## Given instruction
Every line below is to be copied exactly, with the pictures left out.

## Recorded information
*****

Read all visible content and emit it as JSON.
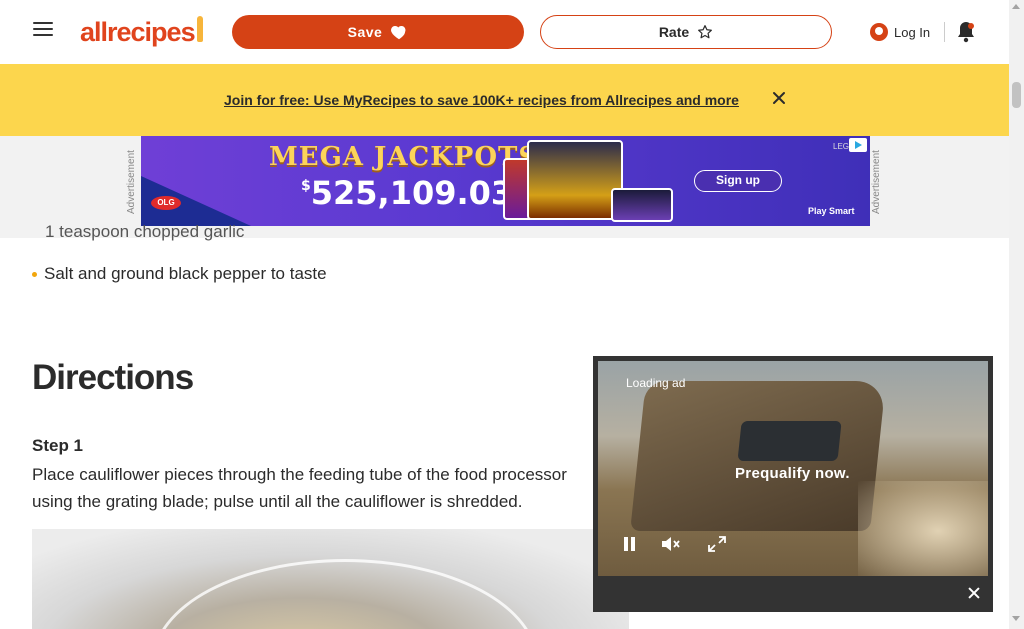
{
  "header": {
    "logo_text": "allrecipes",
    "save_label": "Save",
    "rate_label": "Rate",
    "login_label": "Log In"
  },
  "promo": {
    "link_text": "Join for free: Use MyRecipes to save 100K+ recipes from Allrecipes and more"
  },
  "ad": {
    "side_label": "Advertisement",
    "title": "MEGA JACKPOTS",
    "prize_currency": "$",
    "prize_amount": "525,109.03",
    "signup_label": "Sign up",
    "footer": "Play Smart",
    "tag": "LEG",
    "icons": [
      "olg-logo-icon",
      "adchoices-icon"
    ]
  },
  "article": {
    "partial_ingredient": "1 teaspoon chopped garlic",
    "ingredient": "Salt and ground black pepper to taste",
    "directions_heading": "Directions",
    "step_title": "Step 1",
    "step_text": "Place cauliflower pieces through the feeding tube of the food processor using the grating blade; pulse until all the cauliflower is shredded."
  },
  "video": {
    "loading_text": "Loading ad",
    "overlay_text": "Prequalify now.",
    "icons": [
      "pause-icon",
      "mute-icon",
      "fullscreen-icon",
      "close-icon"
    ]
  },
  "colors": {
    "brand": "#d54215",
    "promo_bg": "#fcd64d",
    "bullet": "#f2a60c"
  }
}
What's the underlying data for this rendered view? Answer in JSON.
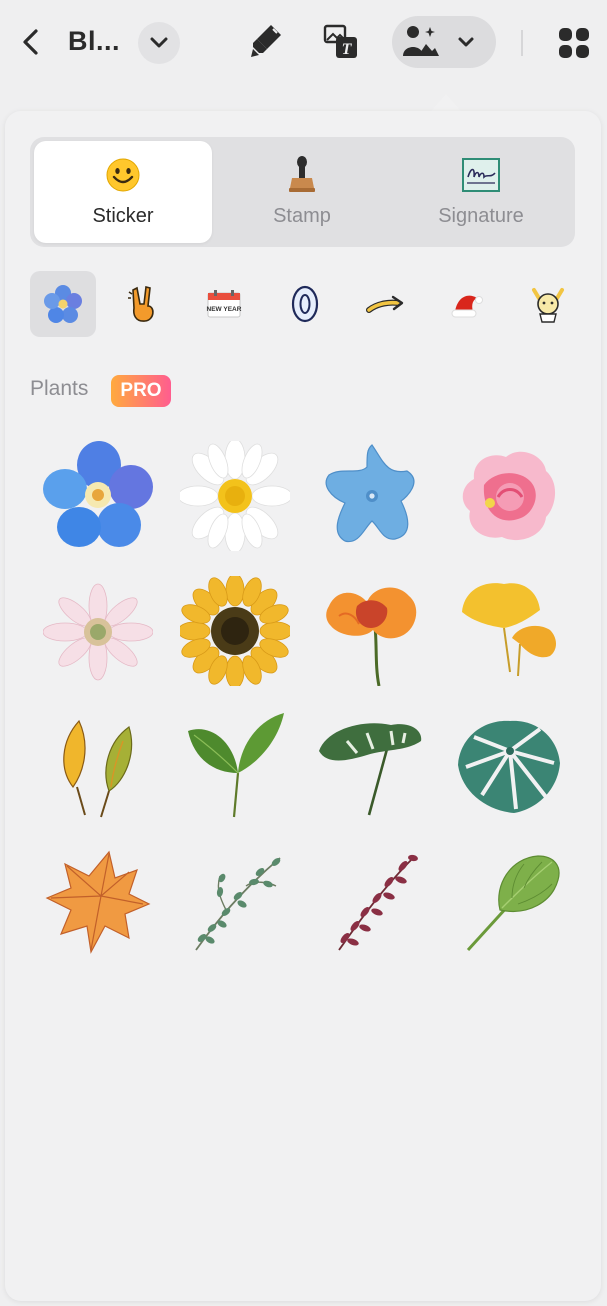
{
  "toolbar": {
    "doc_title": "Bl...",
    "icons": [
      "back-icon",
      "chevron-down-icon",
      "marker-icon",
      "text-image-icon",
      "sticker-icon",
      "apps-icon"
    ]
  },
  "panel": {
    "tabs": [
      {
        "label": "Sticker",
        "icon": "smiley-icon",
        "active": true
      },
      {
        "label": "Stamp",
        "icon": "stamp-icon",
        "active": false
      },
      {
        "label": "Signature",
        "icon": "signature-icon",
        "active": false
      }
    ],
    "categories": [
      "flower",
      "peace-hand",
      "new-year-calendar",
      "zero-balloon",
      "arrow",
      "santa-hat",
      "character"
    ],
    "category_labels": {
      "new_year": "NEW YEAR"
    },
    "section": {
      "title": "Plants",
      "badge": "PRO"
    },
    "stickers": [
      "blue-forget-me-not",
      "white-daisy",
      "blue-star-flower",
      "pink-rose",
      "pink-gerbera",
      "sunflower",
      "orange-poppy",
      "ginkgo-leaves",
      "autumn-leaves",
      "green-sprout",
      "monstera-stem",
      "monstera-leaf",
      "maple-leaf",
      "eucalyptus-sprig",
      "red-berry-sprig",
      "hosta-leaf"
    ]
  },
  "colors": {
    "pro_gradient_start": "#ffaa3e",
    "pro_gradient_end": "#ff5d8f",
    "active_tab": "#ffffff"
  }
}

*****

## Written answer
Read all visible content and emit it as JSON.
{
  "header": {
    "logo_text": "allrecipes",
    "save_label": "Save",
    "rate_label": "Rate",
    "login_label": "Log In"
  },
  "promo": {
    "link_text": "Join for free: Use MyRecipes to save 100K+ recipes from Allrecipes and more"
  },
  "ad": {
    "side_label": "Advertisement",
    "title": "MEGA JACKPOTS",
    "prize_currency": "$",
    "prize_amount": "525,109.03",
    "signup_label": "Sign up",
    "footer": "Play Smart",
    "tag": "LEG",
    "icons": [
      "olg-logo-icon",
      "adchoices-icon"
    ]
  },
  "article": {
    "partial_ingredient": "1 teaspoon chopped garlic",
    "ingredient": "Salt and ground black pepper to taste",
    "directions_heading": "Directions",
    "step_title": "Step 1",
    "step_text": "Place cauliflower pieces through the feeding tube of the food processor using the grating blade; pulse until all the cauliflower is shredded."
  },
  "video": {
    "loading_text": "Loading ad",
    "overlay_text": "Prequalify now.",
    "icons": [
      "pause-icon",
      "mute-icon",
      "fullscreen-icon",
      "close-icon"
    ]
  },
  "colors": {
    "brand": "#d54215",
    "promo_bg": "#fcd64d",
    "bullet": "#f2a60c"
  }
}
What's the underlying data for this rendered view? Answer in JSON.
{
  "toolbar": {
    "doc_title": "Bl...",
    "icons": [
      "back-icon",
      "chevron-down-icon",
      "marker-icon",
      "text-image-icon",
      "sticker-icon",
      "apps-icon"
    ]
  },
  "panel": {
    "tabs": [
      {
        "label": "Sticker",
        "icon": "smiley-icon",
        "active": true
      },
      {
        "label": "Stamp",
        "icon": "stamp-icon",
        "active": false
      },
      {
        "label": "Signature",
        "icon": "signature-icon",
        "active": false
      }
    ],
    "categories": [
      "flower",
      "peace-hand",
      "new-year-calendar",
      "zero-balloon",
      "arrow",
      "santa-hat",
      "character"
    ],
    "category_labels": {
      "new_year": "NEW YEAR"
    },
    "section": {
      "title": "Plants",
      "badge": "PRO"
    },
    "stickers": [
      "blue-forget-me-not",
      "white-daisy",
      "blue-star-flower",
      "pink-rose",
      "pink-gerbera",
      "sunflower",
      "orange-poppy",
      "ginkgo-leaves",
      "autumn-leaves",
      "green-sprout",
      "monstera-stem",
      "monstera-leaf",
      "maple-leaf",
      "eucalyptus-sprig",
      "red-berry-sprig",
      "hosta-leaf"
    ]
  },
  "colors": {
    "pro_gradient_start": "#ffaa3e",
    "pro_gradient_end": "#ff5d8f",
    "active_tab": "#ffffff"
  }
}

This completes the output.